→ Exercise description
Please count how many lines in the records below contain the string "严格管理", with case counting. Give only the number.

→ Data records
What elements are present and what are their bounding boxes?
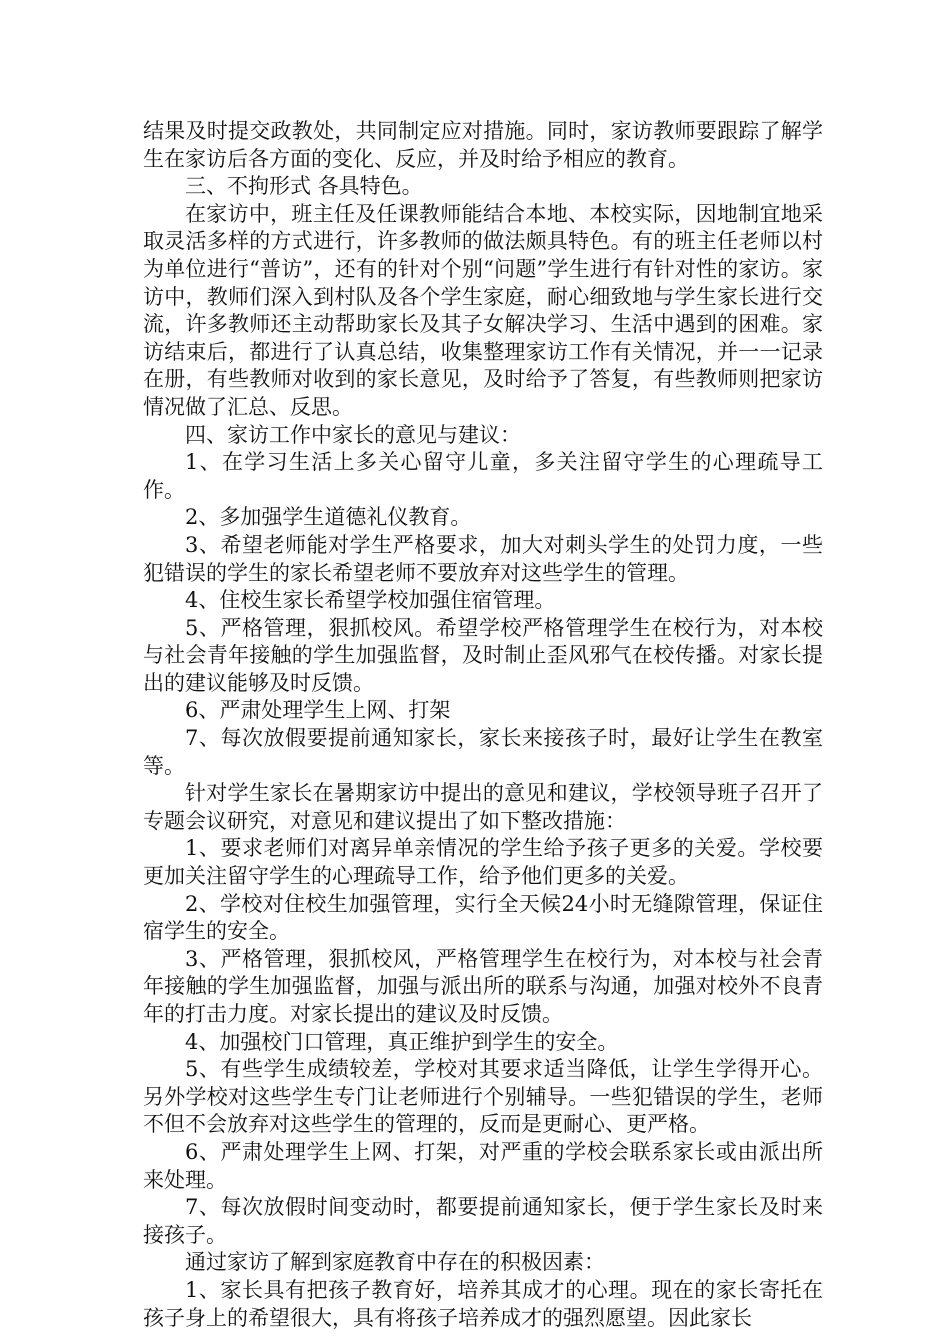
list-item: 2、学校对住校生加强管理，实行全天候24小时无缝隙管理，保证住宿学生的安全。 xyxy=(143,891,823,944)
list-item: 1、家长具有把孩子教育好，培养其成才的心理。现在的家长寄托在孩子身上的希望很大，具有将孩子培养成才的强烈愿望。因此家长 xyxy=(143,1277,823,1330)
list-item: 5、严格管理，狠抓校风。希望学校严格管理学生在校行为，对本校与社会青年接触的学生加强监督，及时制止歪风邪气在校传播。对家长提出的建议能够及时反馈。 xyxy=(143,615,823,695)
list-item: 4、住校生家长希望学校加强住宿管理。 xyxy=(185,588,556,613)
list-item: 1、在学习生活上多关心留守儿童，多关注留守学生的心理疏导工作。 xyxy=(143,450,823,502)
section-heading: 三、不拘形式 各具特色。 xyxy=(185,174,423,199)
list-item: 6、严肃处理学生上网、打架，对严重的学校会联系家长或由派出所来处理。 xyxy=(143,1139,823,1192)
section-heading: 四、家访工作中家长的意见与建议： xyxy=(185,422,521,447)
paragraph: 通过家访了解到家庭教育中存在的积极因素： xyxy=(185,1250,605,1275)
list-item: 3、希望老师能对学生严格要求，加大对刺头学生的处罚力度，一些犯错误的学生的家长希望老师不要放弃对这些学生的管理。 xyxy=(143,532,823,585)
list-item: 3、严格管理，狠抓校风，严格管理学生在校行为，对本校与社会青年接触的学生加强监督，加强与派出所的联系与沟通，加强对校外不良青年的打击力度。对家长提出的建议及时反馈。 xyxy=(143,946,823,1026)
list-item: 7、每次放假要提前通知家长，家长来接孩子时，最好让学生在教室等。 xyxy=(143,726,823,778)
list-item: 4、加强校门口管理，真正维护到学生的安全。 xyxy=(185,1029,619,1054)
paragraph: 结果及时提交政教处，共同制定应对措施。同时，家访教师要跟踪了解学生在家访后各方面的变化、反应，并及时给予相应的教育。 xyxy=(143,119,823,171)
list-item: 1、要求老师们对离异单亲情况的学生给予孩子更多的关爱。学校要更加关注留守学生的心理疏导工作，给予他们更多的关爱。 xyxy=(143,836,823,889)
list-item: 5、有些学生成绩较差，学校对其要求适当降低，让学生学得开心。另外学校对这些学生专门让老师进行个别辅导。一些犯错误的学生，老师不但不会放弃对这些学生的管理的，反而是更耐心、更严格。 xyxy=(143,1057,823,1137)
paragraph: 针对学生家长在暑期家访中提出的意见和建议，学校领导班子召开了专题会议研究，对意见和建议提出了如下整改措施： xyxy=(143,781,823,833)
paragraph: 在家访中，班主任及任课教师能结合本地、本校实际，因地制宜地采取灵活多样的方式进行，许多教师的做法颇具特色。有的班主任老师以村为单位进行“普访”，还有的针对个别“问题”学生进行有针对性的家访。家访中，教师们深入到村队及各个学生家庭，耐心细致地与学生家长进行交流，许多教师还主动帮助家长及其子女解决学习、生活中遇到的困难。家访结束后，都进行了认真总结，收集整理家访工作有关情况，并一一记录在册，有些教师对收到的家长意见，及时给予了答复，有些教师则把家访情况做了汇总、反思。 xyxy=(143,201,823,419)
document-body xyxy=(143,118,823,1332)
list-item: 2、多加强学生道德礼仪教育。 xyxy=(185,505,472,530)
list-item: 6、严肃处理学生上网、打架 xyxy=(185,698,451,723)
list-item: 7、每次放假时间变动时，都要提前通知家长，便于学生家长及时来接孩子。 xyxy=(143,1195,823,1247)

→ Final result
2